Page content transcription data
-- Opening Marker --
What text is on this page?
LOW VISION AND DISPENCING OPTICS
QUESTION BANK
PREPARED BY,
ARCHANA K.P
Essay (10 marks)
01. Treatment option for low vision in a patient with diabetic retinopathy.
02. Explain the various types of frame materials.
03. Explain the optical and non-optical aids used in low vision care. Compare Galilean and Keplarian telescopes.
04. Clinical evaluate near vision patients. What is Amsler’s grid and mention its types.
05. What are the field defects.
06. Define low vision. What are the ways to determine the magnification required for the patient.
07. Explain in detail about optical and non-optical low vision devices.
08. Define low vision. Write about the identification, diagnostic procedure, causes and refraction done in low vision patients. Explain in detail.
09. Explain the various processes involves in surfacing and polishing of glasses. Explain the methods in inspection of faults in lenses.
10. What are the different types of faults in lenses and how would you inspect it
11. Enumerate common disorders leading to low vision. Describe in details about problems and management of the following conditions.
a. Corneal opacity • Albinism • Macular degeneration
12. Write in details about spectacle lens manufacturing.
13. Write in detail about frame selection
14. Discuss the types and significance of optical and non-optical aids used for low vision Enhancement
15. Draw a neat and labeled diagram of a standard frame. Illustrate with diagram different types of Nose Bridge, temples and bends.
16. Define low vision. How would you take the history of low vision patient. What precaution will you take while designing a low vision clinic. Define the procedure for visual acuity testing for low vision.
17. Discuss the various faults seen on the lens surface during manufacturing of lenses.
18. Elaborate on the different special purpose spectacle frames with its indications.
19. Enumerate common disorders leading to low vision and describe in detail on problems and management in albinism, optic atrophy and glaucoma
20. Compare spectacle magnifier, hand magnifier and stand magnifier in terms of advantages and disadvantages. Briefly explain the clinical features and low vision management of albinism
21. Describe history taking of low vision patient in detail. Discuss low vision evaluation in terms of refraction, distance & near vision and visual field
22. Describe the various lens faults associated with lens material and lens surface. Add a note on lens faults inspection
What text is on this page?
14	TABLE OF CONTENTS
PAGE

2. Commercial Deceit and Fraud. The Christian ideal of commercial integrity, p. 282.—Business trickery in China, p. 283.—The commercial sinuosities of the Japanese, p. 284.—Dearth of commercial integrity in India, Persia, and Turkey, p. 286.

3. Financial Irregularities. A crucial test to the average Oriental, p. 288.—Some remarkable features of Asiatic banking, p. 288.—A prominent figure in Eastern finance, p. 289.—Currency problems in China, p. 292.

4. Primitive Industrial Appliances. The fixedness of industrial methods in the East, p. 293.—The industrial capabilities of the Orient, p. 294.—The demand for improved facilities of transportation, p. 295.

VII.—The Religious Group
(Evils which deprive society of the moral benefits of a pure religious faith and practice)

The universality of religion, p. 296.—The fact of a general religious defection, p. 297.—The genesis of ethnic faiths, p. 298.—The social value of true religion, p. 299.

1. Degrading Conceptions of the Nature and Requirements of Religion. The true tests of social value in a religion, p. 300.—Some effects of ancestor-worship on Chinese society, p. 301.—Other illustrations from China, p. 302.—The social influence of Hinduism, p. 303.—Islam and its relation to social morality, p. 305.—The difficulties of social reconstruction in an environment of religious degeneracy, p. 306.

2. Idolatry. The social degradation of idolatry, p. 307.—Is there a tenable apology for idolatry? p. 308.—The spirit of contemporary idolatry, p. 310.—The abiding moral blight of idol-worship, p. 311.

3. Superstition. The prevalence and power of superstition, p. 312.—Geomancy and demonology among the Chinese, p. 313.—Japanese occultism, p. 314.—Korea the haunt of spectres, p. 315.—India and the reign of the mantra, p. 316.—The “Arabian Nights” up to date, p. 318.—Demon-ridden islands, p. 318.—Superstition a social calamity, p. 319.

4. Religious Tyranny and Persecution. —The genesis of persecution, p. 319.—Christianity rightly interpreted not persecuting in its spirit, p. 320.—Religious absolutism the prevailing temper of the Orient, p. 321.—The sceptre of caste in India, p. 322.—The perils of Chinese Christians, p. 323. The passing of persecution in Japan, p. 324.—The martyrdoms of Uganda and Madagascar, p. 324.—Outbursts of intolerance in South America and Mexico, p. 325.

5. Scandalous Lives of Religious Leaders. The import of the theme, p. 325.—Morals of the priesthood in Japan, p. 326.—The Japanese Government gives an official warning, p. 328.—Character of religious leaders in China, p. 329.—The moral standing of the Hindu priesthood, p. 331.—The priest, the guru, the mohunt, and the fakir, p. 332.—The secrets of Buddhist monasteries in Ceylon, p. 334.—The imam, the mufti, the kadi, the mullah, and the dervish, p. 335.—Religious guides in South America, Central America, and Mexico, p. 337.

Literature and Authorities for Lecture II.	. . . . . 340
-- Closing Marker --
» WHAT THE TASK REQUIRES
Print the records above once again, exactly as written.

» ANSWER BOX
What text is on this page?
LOW VISION AND DISPENCING OPTICS
QUESTION BANK
PREPARED BY,
ARCHANA K.P
Essay (10 marks)
01. Treatment option for low vision in a patient with diabetic retinopathy.
02. Explain the various types of frame materials.
03. Explain the optical and non-optical aids used in low vision care. Compare Galilean and Keplarian telescopes.
04. Clinical evaluate near vision patients. What is Amsler’s grid and mention its types.
05. What are the field defects.
06. Define low vision. What are the ways to determine the magnification required for the patient.
07. Explain in detail about optical and non-optical low vision devices.
08. Define low vision. Write about the identification, diagnostic procedure, causes and refraction done in low vision patients. Explain in detail.
09. Explain the various processes involves in surfacing and polishing of glasses. Explain the methods in inspection of faults in lenses.
10. What are the different types of faults in lenses and how would you inspect it
11. Enumerate common disorders leading to low vision. Describe in details about problems and management of the following conditions.
a. Corneal opacity • Albinism • Macular degeneration
12. Write in details about spectacle lens manufacturing.
13. Write in detail about frame selection
14. Discuss the types and significance of optical and non-optical aids used for low vision Enhancement
15. Draw a neat and labeled diagram of a standard frame. Illustrate with diagram different types of Nose Bridge, temples and bends.
16. Define low vision. How would you take the history of low vision patient. What precaution will you take while designing a low vision clinic. Define the procedure for visual acuity testing for low vision.
17. Discuss the various faults seen on the lens surface during manufacturing of lenses.
18. Elaborate on the different special purpose spectacle frames with its indications.
19. Enumerate common disorders leading to low vision and describe in detail on problems and management in albinism, optic atrophy and glaucoma
20. Compare spectacle magnifier, hand magnifier and stand magnifier in terms of advantages and disadvantages. Briefly explain the clinical features and low vision management of albinism
21. Describe history taking of low vision patient in detail. Discuss low vision evaluation in terms of refraction, distance & near vision and visual field
22. Describe the various lens faults associated with lens material and lens surface. Add a note on lens faults inspection
What text is on this page?
14	TABLE OF CONTENTS
PAGE

2. Commercial Deceit and Fraud. The Christian ideal of commercial integrity, p. 282.—Business trickery in China, p. 283.—The commercial sinuosities of the Japanese, p. 284.—Dearth of commercial integrity in India, Persia, and Turkey, p. 286.

3. Financial Irregularities. A crucial test to the average Oriental, p. 288.—Some remarkable features of Asiatic banking, p. 288.—A prominent figure in Eastern finance, p. 289.—Currency problems in China, p. 292.

4. Primitive Industrial Appliances. The fixedness of industrial methods in the East, p. 293.—The industrial capabilities of the Orient, p. 294.—The demand for improved facilities of transportation, p. 295.

VII.—The Religious Group
(Evils which deprive society of the moral benefits of a pure religious faith and practice)

The universality of religion, p. 296.—The fact of a general religious defection, p. 297.—The genesis of ethnic faiths, p. 298.—The social value of true religion, p. 299.

1. Degrading Conceptions of the Nature and Requirements of Religion. The true tests of social value in a religion, p. 300.—Some effects of ancestor-worship on Chinese society, p. 301.—Other illustrations from China, p. 302.—The social influence of Hinduism, p. 303.—Islam and its relation to social morality, p. 305.—The difficulties of social reconstruction in an environment of religious degeneracy, p. 306.

2. Idolatry. The social degradation of idolatry, p. 307.—Is there a tenable apology for idolatry? p. 308.—The spirit of contemporary idolatry, p. 310.—The abiding moral blight of idol-worship, p. 311.

3. Superstition. The prevalence and power of superstition, p. 312.—Geomancy and demonology among the Chinese, p. 313.—Japanese occultism, p. 314.—Korea the haunt of spectres, p. 315.—India and the reign of the mantra, p. 316.—The “Arabian Nights” up to date, p. 318.—Demon-ridden islands, p. 318.—Superstition a social calamity, p. 319.

4. Religious Tyranny and Persecution. —The genesis of persecution, p. 319.—Christianity rightly interpreted not persecuting in its spirit, p. 320.—Religious absolutism the prevailing temper of the Orient, p. 321.—The sceptre of caste in India, p. 322.—The perils of Chinese Christians, p. 323. The passing of persecution in Japan, p. 324.—The martyrdoms of Uganda and Madagascar, p. 324.—Outbursts of intolerance in South America and Mexico, p. 325.

5. Scandalous Lives of Religious Leaders. The import of the theme, p. 325.—Morals of the priesthood in Japan, p. 326.—The Japanese Government gives an official warning, p. 328.—Character of religious leaders in China, p. 329.—The moral standing of the Hindu priesthood, p. 331.—The priest, the guru, the mohunt, and the fakir, p. 332.—The secrets of Buddhist monasteries in Ceylon, p. 334.—The imam, the mufti, the kadi, the mullah, and the dervish, p. 335.—Religious guides in South America, Central America, and Mexico, p. 337.

Literature and Authorities for Lecture II.	. . . . . 340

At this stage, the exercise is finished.